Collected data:
---------------

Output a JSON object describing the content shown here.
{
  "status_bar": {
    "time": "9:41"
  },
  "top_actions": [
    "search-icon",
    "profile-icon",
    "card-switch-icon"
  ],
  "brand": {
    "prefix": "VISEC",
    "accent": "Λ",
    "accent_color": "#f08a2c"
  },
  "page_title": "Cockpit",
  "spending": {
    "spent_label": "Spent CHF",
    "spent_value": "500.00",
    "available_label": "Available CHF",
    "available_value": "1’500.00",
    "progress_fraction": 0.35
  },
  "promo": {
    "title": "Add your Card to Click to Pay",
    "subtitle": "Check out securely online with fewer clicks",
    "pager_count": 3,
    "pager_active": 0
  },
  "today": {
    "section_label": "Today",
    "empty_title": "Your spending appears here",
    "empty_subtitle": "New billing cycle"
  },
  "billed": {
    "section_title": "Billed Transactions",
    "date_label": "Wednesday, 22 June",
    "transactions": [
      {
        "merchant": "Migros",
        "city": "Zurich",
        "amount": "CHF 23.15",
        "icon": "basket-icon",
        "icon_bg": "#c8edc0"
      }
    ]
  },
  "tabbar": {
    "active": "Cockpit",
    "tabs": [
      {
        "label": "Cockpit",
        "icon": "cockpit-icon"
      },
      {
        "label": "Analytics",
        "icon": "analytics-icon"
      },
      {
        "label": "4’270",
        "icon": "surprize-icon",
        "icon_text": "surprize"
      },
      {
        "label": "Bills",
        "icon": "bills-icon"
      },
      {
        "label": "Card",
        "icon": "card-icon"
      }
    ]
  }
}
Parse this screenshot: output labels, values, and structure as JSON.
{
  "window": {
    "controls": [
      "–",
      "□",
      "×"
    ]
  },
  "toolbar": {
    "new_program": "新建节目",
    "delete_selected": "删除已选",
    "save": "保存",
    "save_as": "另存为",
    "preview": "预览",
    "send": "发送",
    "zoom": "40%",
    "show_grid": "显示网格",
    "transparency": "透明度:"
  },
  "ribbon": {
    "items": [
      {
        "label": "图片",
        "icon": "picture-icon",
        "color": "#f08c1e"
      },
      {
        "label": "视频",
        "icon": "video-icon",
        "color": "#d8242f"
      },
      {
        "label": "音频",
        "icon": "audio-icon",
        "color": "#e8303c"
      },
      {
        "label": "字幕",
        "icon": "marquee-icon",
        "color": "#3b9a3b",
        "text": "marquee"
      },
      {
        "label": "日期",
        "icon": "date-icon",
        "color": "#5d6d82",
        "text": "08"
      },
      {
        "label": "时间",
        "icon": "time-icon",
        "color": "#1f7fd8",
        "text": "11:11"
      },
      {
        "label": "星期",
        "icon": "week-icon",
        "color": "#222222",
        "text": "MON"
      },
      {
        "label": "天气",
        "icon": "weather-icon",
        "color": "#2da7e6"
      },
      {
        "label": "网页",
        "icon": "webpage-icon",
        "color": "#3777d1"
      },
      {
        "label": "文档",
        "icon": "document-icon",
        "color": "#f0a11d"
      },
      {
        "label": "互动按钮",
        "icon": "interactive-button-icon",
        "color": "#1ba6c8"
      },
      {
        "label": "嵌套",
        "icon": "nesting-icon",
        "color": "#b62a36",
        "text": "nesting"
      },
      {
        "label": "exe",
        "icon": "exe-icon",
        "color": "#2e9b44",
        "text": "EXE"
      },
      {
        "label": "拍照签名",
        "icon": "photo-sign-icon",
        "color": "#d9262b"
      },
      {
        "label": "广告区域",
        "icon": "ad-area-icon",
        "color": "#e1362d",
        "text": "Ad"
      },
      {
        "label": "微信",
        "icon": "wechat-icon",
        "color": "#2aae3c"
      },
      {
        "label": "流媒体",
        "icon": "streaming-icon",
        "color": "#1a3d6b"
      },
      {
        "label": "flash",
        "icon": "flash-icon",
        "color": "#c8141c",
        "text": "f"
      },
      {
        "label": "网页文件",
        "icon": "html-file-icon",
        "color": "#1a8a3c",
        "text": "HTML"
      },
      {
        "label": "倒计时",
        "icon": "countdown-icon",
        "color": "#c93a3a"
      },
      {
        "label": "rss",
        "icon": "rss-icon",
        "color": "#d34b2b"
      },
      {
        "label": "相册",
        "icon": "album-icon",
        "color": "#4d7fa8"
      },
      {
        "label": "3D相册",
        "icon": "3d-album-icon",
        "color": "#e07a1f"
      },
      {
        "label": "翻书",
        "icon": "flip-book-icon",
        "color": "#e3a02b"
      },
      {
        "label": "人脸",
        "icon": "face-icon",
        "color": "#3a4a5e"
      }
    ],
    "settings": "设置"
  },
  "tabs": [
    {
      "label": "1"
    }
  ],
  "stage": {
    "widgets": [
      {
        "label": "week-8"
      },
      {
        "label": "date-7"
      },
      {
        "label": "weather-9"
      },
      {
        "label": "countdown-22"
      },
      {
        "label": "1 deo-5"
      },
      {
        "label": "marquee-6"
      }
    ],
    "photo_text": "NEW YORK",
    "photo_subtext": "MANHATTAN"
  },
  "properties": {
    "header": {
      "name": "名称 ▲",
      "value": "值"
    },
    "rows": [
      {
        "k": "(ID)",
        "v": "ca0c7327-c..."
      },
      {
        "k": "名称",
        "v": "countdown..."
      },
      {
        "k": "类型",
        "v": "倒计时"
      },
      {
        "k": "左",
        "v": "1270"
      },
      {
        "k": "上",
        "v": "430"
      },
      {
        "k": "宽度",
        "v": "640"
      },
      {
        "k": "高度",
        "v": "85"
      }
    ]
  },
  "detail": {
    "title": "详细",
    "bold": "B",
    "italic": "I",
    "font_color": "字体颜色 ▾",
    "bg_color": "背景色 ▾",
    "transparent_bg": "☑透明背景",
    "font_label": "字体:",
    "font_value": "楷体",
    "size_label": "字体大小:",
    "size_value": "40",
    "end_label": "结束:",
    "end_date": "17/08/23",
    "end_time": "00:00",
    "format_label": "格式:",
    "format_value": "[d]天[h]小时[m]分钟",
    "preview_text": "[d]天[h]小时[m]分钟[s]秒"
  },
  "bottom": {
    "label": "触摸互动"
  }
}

---------------

PROMPT =
Using the listing above, show every line that includes the string "here".

EXPECTED ANSWER =
Output a JSON object describing the content shown here.
    "empty_title": "Your spending appears here",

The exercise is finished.